Items from a data source:
[Begin]
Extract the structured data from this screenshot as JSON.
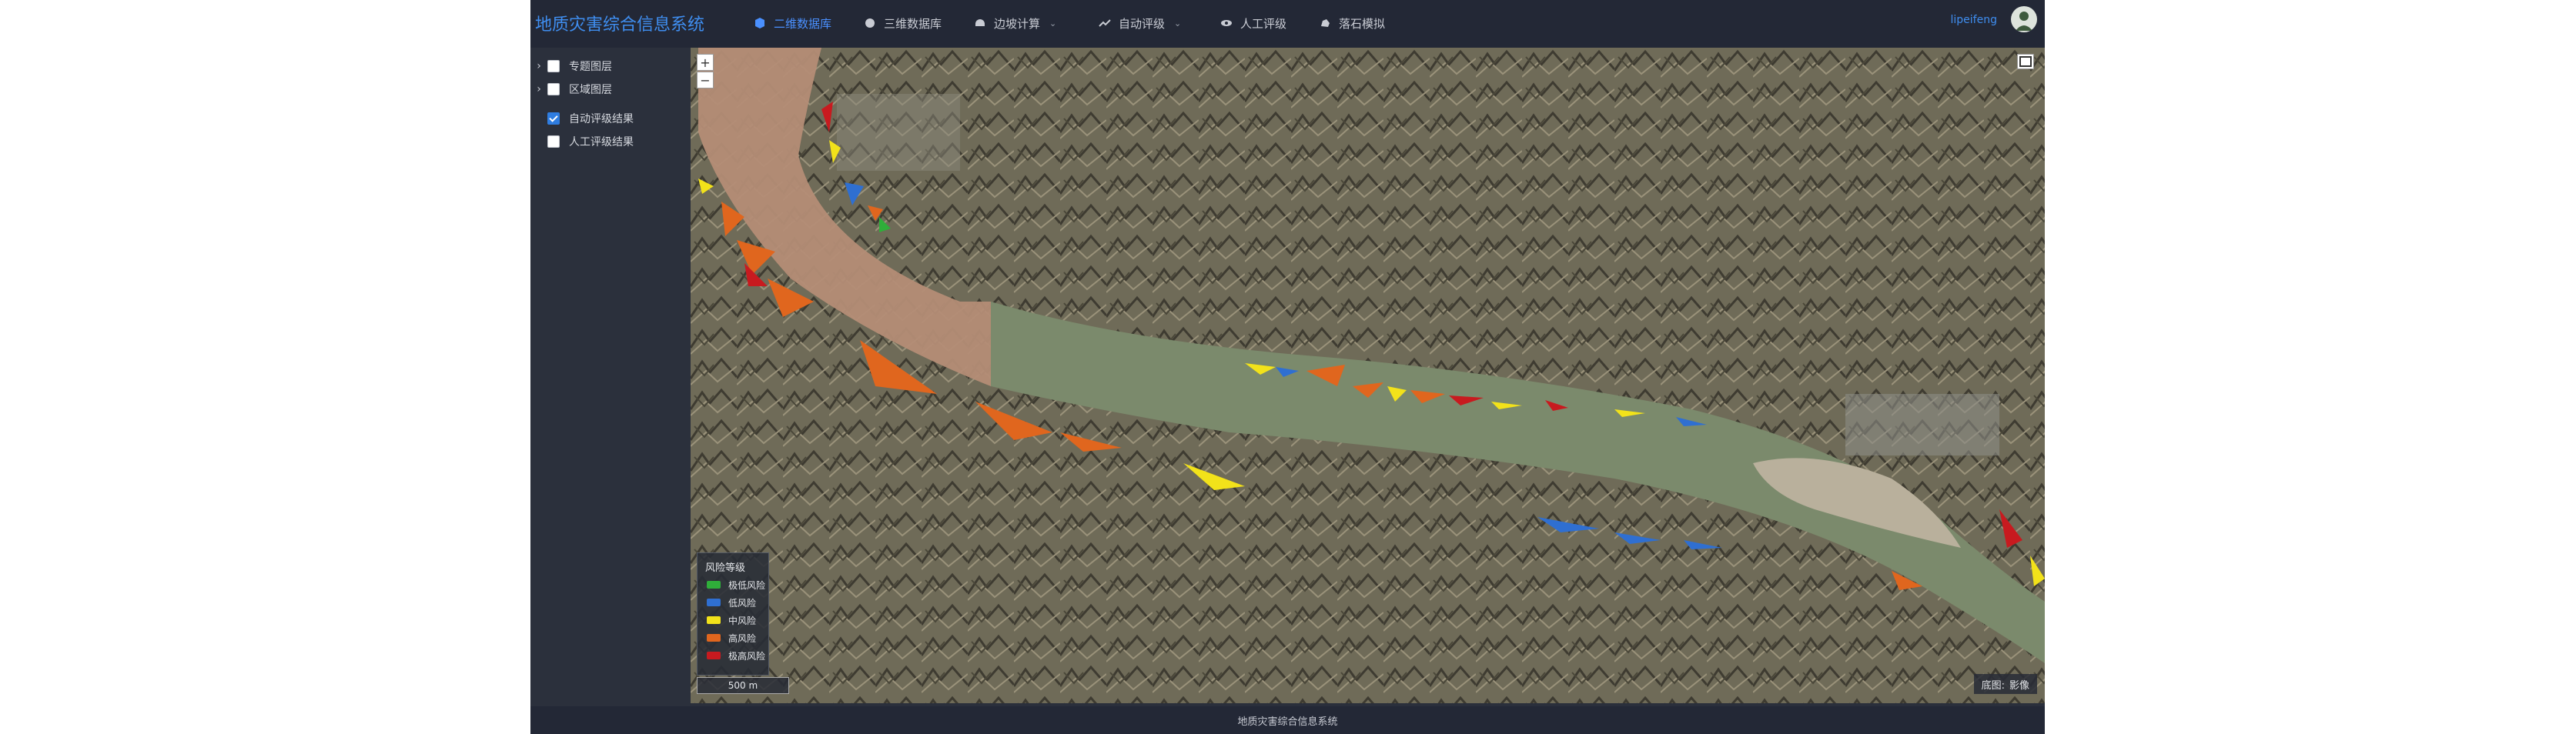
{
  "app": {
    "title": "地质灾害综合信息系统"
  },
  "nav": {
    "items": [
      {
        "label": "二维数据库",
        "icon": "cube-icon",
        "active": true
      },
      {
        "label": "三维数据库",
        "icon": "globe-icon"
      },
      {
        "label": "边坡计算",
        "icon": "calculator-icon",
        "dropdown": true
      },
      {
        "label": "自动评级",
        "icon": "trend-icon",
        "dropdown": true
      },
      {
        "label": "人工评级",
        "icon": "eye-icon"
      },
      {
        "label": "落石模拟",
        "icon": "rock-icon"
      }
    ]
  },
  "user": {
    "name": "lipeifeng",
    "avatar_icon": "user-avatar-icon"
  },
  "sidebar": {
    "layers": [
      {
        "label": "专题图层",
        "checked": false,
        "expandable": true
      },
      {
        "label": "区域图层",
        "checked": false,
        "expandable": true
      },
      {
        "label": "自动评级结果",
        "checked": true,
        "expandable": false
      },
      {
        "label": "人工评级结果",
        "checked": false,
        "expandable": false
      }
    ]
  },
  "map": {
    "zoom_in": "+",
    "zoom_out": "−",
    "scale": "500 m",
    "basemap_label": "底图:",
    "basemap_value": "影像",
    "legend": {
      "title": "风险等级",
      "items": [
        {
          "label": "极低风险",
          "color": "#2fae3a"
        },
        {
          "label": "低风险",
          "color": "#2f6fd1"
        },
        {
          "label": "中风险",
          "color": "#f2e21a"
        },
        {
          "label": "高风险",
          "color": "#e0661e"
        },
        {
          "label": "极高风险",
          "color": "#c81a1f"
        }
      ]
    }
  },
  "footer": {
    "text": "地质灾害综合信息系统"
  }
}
[End]
[Begin]
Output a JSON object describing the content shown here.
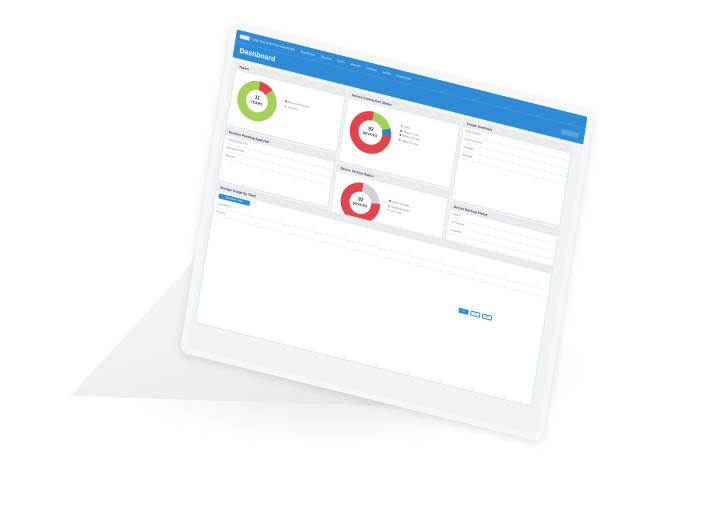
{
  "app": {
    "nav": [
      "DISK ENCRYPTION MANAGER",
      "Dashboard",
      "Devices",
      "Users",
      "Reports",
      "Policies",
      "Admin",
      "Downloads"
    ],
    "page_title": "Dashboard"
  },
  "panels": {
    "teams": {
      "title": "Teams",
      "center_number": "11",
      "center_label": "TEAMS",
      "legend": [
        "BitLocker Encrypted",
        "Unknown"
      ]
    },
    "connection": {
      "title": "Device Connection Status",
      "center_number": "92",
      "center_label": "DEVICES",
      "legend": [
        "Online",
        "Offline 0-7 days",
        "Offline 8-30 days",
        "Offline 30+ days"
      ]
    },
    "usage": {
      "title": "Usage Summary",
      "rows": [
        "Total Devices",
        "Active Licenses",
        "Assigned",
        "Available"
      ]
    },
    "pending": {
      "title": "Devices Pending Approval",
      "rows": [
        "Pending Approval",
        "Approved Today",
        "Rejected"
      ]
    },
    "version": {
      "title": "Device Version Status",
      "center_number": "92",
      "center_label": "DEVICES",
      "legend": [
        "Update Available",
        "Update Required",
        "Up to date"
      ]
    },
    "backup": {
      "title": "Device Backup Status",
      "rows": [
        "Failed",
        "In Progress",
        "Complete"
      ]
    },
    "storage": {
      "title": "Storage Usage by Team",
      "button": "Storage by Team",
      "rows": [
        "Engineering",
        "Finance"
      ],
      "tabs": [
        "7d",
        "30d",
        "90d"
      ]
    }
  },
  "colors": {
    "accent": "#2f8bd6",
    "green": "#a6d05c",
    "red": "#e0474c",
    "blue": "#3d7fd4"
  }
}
[End]
[Begin]
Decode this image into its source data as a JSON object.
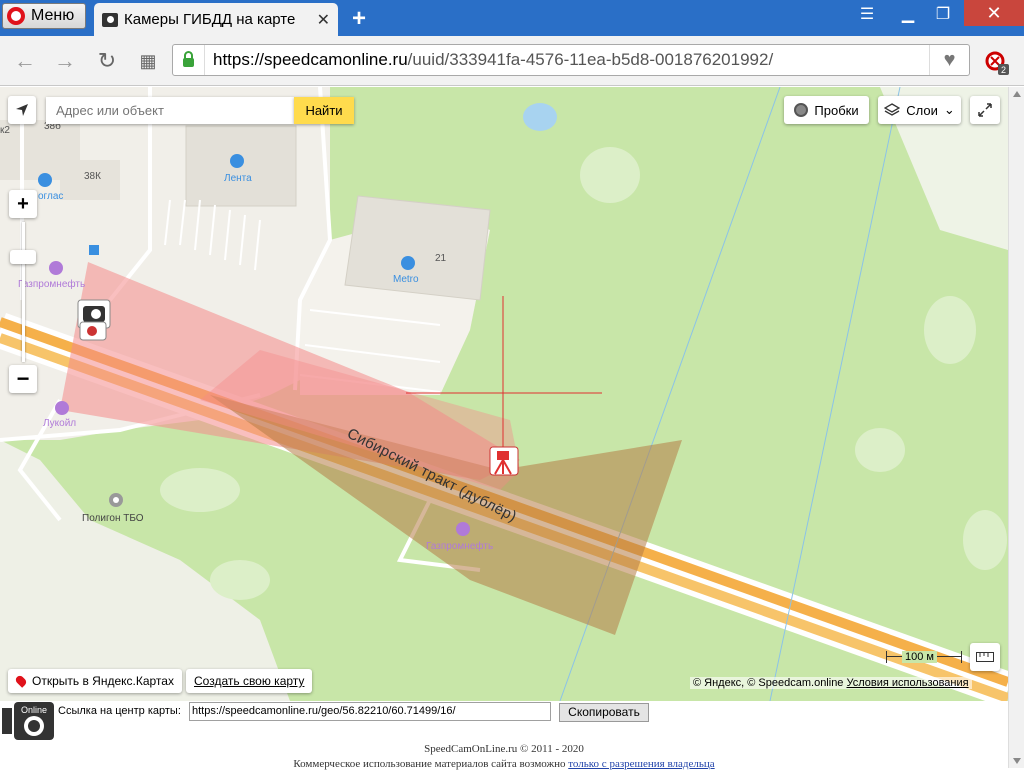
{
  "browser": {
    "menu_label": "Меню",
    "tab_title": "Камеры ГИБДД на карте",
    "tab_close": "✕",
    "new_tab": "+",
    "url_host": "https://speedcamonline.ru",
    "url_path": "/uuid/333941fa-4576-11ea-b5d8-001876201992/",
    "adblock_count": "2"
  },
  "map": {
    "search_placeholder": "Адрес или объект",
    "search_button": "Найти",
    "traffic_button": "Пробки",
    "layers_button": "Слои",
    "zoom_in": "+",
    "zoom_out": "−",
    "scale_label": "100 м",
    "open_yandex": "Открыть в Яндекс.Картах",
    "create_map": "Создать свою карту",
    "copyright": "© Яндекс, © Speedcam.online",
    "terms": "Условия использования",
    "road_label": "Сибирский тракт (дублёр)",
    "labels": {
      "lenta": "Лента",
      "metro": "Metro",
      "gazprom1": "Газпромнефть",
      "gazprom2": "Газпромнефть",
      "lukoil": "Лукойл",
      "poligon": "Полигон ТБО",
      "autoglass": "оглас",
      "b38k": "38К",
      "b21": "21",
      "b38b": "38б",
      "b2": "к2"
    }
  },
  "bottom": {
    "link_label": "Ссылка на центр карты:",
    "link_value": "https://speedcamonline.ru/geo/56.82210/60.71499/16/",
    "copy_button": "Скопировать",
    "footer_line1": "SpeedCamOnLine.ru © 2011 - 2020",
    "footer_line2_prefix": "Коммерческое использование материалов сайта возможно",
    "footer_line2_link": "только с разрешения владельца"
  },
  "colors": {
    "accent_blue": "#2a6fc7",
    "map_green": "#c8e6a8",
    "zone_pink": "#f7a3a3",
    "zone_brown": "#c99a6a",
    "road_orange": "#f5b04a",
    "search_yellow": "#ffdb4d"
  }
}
[End]
● Description of the task:
From the data above, work out how many lines contain the string "Approval" and reply with only the number.

● In response:
2